Data entries |
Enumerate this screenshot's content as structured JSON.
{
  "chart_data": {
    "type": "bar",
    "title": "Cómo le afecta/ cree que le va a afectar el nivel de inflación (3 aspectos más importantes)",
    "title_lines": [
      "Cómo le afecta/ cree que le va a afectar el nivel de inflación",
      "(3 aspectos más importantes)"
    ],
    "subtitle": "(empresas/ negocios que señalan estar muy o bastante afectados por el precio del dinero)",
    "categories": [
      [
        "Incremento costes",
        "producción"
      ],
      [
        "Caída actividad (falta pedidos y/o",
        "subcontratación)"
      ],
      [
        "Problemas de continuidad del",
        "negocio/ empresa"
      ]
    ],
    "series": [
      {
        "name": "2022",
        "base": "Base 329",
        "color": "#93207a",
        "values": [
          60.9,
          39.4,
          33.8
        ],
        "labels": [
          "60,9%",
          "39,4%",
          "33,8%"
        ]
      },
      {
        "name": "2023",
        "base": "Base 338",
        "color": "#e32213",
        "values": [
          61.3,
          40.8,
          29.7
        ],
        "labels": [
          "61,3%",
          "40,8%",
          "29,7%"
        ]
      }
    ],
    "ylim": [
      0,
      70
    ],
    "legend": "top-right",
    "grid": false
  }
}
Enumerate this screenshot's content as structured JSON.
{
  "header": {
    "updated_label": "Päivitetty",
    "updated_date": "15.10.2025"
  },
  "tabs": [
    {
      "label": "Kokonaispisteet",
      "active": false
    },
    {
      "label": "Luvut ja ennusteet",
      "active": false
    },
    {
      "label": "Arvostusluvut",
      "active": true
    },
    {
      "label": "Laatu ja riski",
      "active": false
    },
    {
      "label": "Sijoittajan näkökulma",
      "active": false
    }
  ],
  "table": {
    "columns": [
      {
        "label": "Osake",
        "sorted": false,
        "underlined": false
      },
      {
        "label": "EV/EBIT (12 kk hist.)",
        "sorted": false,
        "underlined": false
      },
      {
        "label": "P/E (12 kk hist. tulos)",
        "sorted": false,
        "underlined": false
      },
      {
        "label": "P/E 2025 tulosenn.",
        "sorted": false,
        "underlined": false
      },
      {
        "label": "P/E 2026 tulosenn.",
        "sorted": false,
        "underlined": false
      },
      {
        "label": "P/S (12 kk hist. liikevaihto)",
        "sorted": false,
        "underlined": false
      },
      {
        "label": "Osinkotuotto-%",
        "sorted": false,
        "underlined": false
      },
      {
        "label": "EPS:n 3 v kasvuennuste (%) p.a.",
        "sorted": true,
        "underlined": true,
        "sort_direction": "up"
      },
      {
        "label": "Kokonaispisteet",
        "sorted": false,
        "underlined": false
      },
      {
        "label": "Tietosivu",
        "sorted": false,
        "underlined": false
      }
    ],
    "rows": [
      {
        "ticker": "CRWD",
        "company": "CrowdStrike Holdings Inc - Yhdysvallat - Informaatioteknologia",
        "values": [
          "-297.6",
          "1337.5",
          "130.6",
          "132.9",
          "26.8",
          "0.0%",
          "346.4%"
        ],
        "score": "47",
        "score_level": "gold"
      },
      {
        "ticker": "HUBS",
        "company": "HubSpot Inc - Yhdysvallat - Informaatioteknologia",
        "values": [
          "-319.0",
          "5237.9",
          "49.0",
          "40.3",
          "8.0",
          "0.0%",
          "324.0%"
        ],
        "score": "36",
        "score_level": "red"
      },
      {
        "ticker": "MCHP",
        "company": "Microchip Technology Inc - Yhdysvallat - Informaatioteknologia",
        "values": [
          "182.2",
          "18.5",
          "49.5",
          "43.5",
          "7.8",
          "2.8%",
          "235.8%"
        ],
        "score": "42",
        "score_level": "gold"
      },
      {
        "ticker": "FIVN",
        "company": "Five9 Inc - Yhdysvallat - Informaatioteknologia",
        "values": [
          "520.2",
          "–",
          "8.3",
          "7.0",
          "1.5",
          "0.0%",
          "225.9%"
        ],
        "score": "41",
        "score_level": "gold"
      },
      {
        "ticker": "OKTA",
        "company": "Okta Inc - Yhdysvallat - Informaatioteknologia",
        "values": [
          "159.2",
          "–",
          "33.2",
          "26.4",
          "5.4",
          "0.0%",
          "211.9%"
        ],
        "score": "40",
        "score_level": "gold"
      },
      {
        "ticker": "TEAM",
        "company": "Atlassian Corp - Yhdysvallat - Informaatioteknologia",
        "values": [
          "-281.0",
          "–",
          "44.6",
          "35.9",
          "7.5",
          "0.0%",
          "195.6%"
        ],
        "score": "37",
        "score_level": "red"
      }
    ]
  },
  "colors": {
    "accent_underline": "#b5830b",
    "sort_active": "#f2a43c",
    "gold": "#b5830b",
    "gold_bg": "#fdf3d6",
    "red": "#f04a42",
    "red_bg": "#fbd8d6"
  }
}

The request | All lines of the data above that include the word "Informaatioteknologia" must be shown.

Response |
        "company": "CrowdStrike Holdings Inc - Yhdysvallat - Informaatioteknologia",
        "company": "HubSpot Inc - Yhdysvallat - Informaatioteknologia",
        "company": "Microchip Technology Inc - Yhdysvallat - Informaatioteknologia",
        "company": "Five9 Inc - Yhdysvallat - Informaatioteknologia",
        "company": "Okta Inc - Yhdysvallat - Informaatioteknologia",
        "company": "Atlassian Corp - Yhdysvallat - Informaatioteknologia",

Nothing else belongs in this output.